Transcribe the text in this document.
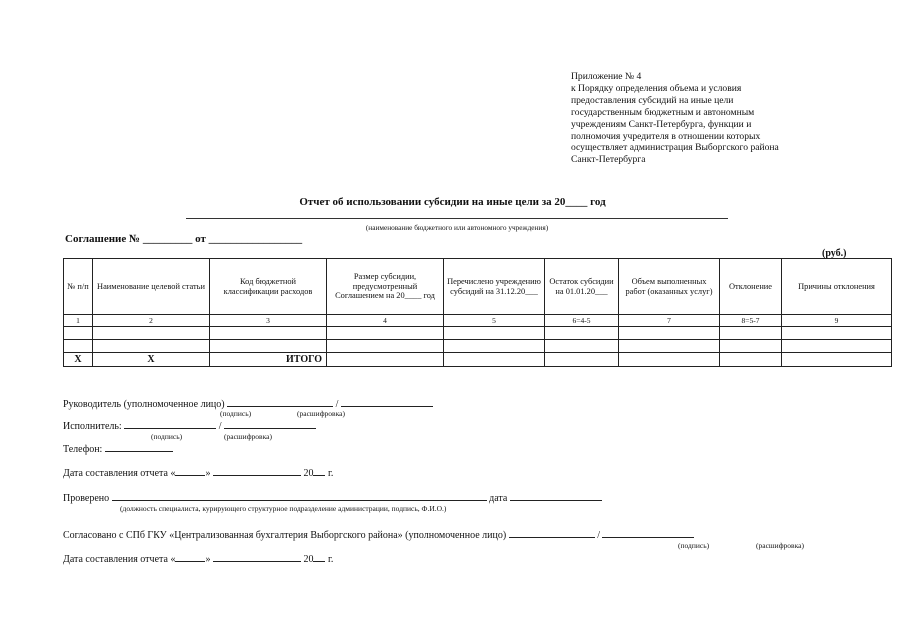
Приложение № 4
к Порядку определения объема и условия
предоставления субсидий на иные цели
государственным бюджетным и автономным
учреждениям Санкт-Петербурга, функции и
полномочия учредителя в отношении которых
осуществляет администрация Выборгского района
Санкт-Петербурга
Отчет об использовании субсидии на иные цели за 20____ год
(наименование бюджетного или автономного учреждения)
Соглашение № _________ от _________________
(руб.)
№ п/п	Наименование целевой статьи	Код бюджетной классификации расходов	Размер субсидии, предусмотренный Соглашением на 20____ год	Перечислено учреждению субсидий на 31.12.20___	Остаток субсидии на 01.01.20___	Объем выполненных работ (оказанных услуг)	Отклонение	Причины отклонения
1	2	3	4	5	6=4-5	7	8=5-7	9

X	X	ИТОГО						
Руководитель (уполномоченное лицо)	/
(подпись)	(расшифровка)
Исполнитель:	/
(подпись)	(расшифровка)
Телефон:
Дата составления отчета «	»	20 г.
Проверено	дата
(должность специалиста, курирующего структурное подразделение администрации, подпись, Ф.И.О.)
Согласовано с СПб ГКУ «Централизованная бухгалтерия Выборгского района» (уполномоченное лицо)	/
(подпись)	(расшифровка)
Дата составления отчета «	»	20 г.
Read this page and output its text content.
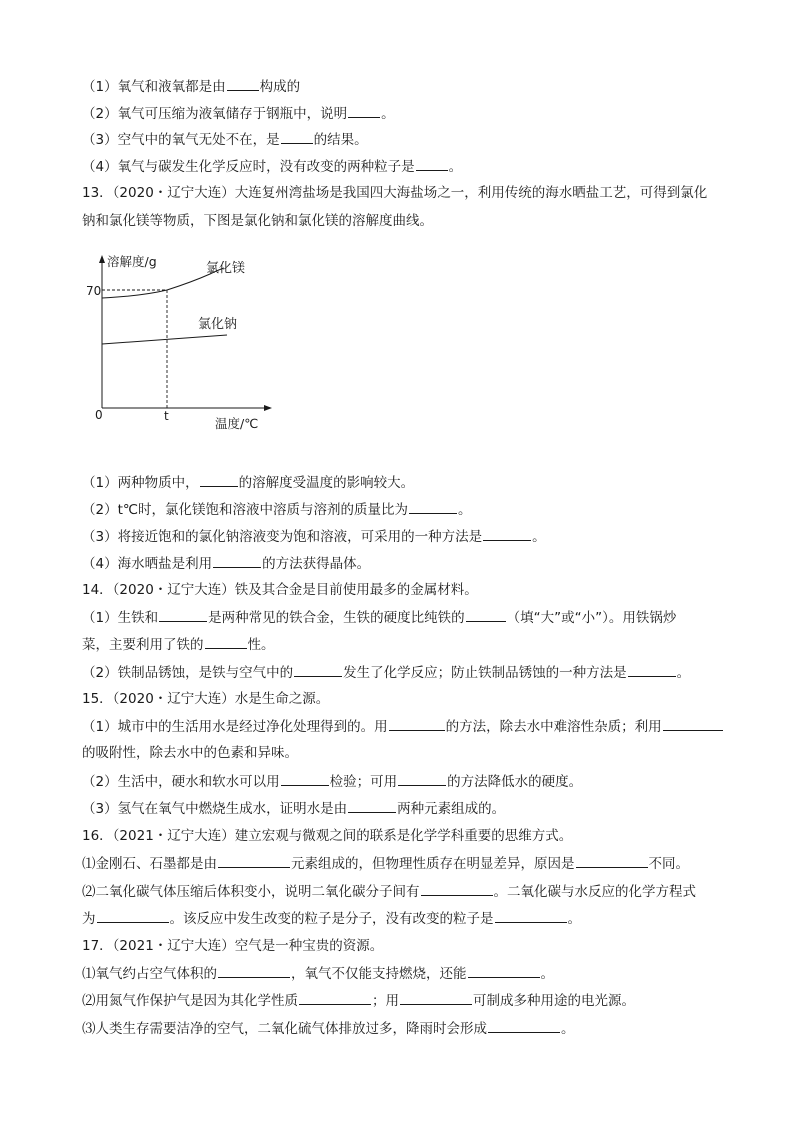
（1）氧气和液氧都是由	构成的
（2）氧气可压缩为液氧储存于钢瓶中，说明	。
（3）空气中的氧气无处不在，是	的结果。
（4）氧气与碳发生化学反应时，没有改变的两种粒子是	。
13．（2020・辽宁大连）大连复州湾盐场是我国四大海盐场之一，利用传统的海水晒盐工艺，可得到氯化
钠和氯化镁等物质，下图是氯化钠和氯化镁的溶解度曲线。
溶解度/g
温度/℃
0	t
70
氯化镁
氯化钠
（1）两种物质中，	的溶解度受温度的影响较大。
（2）t℃时，氯化镁饱和溶液中溶质与溶剂的质量比为	。
（3）将接近饱和的氯化钠溶液变为饱和溶液，可采用的一种方法是	。
（4）海水晒盐是利用	的方法获得晶体。
14．（2020・辽宁大连）铁及其合金是目前使用最多的金属材料。
（1）生铁和	是两种常见的铁合金，生铁的硬度比纯铁的	（填“大”或“小”）。用铁锅炒
菜，主要利用了铁的	性。
（2）铁制品锈蚀，是铁与空气中的	发生了化学反应；防止铁制品锈蚀的一种方法是	。
15．（2020・辽宁大连）水是生命之源。
（1）城市中的生活用水是经过净化处理得到的。用	的方法，除去水中难溶性杂质；利用
的吸附性，除去水中的色素和异味。
（2）生活中，硬水和软水可以用	检验；可用	的方法降低水的硬度。
（3）氢气在氧气中燃烧生成水，证明水是由	两种元素组成的。
16．（2021・辽宁大连）建立宏观与微观之间的联系是化学学科重要的思维方式。
⑴金刚石、石墨都是由	元素组成的，但物理性质存在明显差异，原因是	不同。
⑵二氧化碳气体压缩后体积变小，说明二氧化碳分子间有	。二氧化碳与水反应的化学方程式
为	。该反应中发生改变的粒子是分子，没有改变的粒子是	。
17．（2021・辽宁大连）空气是一种宝贵的资源。
⑴氧气约占空气体积的	，氧气不仅能支持燃烧，还能	。
⑵用氮气作保护气是因为其化学性质	；用	可制成多种用途的电光源。
⑶人类生存需要洁净的空气，二氧化硫气体排放过多，降雨时会形成	。
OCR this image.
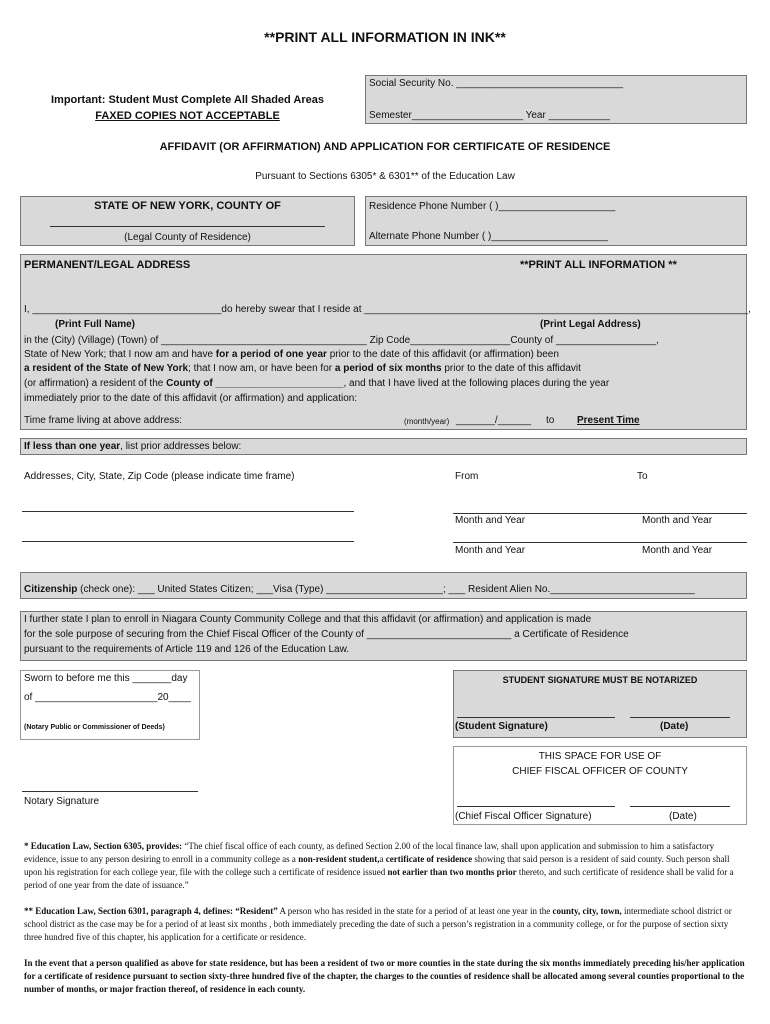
**PRINT ALL INFORMATION IN INK**
Important: Student Must Complete All Shaded Areas
FAXED COPIES NOT ACCEPTABLE
Social Security No. ______________________________
Semester____________________ Year ___________
AFFIDAVIT (OR AFFIRMATION) AND APPLICATION FOR CERTIFICATE OF RESIDENCE
Pursuant to Sections 6305* & 6301** of the Education Law
STATE OF NEW YORK, COUNTY OF
(Legal County of Residence)
Residence Phone Number ( )_____________________
Alternate Phone Number ( )_____________________
PERMANENT/LEGAL ADDRESS	**PRINT ALL INFORMATION **
I, __________________________________do hereby swear that I reside at _____________________________________________________________________,
(Print Full Name)	(Print Legal Address)
in the (City) (Village) (Town) of _____________________________________ Zip Code__________________County of __________________,
State of New York; that I now am and have for a period of one year prior to the date of this affidavit (or affirmation) been
a resident of the State of New York; that I now am, or have been for a period of six months prior to the date of this affidavit
(or affirmation) a resident of the County of _______________________, and that I have lived at the following places during the year
immediately prior to the date of this affidavit (or affirmation) and application:
Time frame living at above address:	(month/year) _______/______ to Present Time
If less than one year, list prior addresses below:
Addresses, City, State, Zip Code (please indicate time frame)	From	To
Month and Year	Month and Year
Month and Year	Month and Year
Citizenship (check one): ___ United States Citizen; ___Visa (Type) _____________________; ___ Resident Alien No.__________________________
I further state I plan to enroll in Niagara County Community College and that this affidavit (or affirmation) and application is made
for the sole purpose of securing from the Chief Fiscal Officer of the County of __________________________ a Certificate of Residence
pursuant to the requirements of Article 119 and 126 of the Education Law.
Sworn to before me this _______day
of ______________________20____
(Notary Public or Commissioner of Deeds)
Notary Signature
STUDENT SIGNATURE MUST BE NOTARIZED
(Student Signature)	(Date)
THIS SPACE FOR USE OF
CHIEF FISCAL OFFICER OF COUNTY
(Chief Fiscal Officer Signature)	(Date)
* Education Law, Section 6305, provides: “The chief fiscal office of each county, as defined Section 2.00 of the local finance law, shall upon application and submission to him a satisfactory evidence, issue to any person desiring to enroll in a community college as a non-resident student,a certificate of residence showing that said person is a resident of said county. Such person shall upon his registration for each college year, file with the college such a certificate of residence issued not earlier than two months prior thereto, and such certificate of residence shall be valid for a period of one year from the date of issuance.”
** Education Law, Section 6301, paragraph 4, defines: “Resident” A person who has resided in the state for a period of at least one year in the county, city, town, intermediate school district or school district as the case may be for a period of at least six months , both immediately preceding the date of such a person’s registration in a community college, or for the purpose of section sixty three hundred five of this chapter, his application for a certificate or residence.
In the event that a person qualified as above for state residence, but has been a resident of two or more counties in the state during the six months immediately preceding his/her application for a certificate of residence pursuant to section sixty-three hundred five of the chapter, the charges to the counties of residence shall be allocated among several counties proportional to the number of months, or major fraction thereof, of residence in each county.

****************************************

◆ EXERCISE PROMPT ◆
Out of the preceding entries, pull every line containing the string "Петербурга".

◆ OUTPUT OF THE EXERCISE ◆
учреждениям Санкт-Петербурга, функции и
Санкт-Петербурга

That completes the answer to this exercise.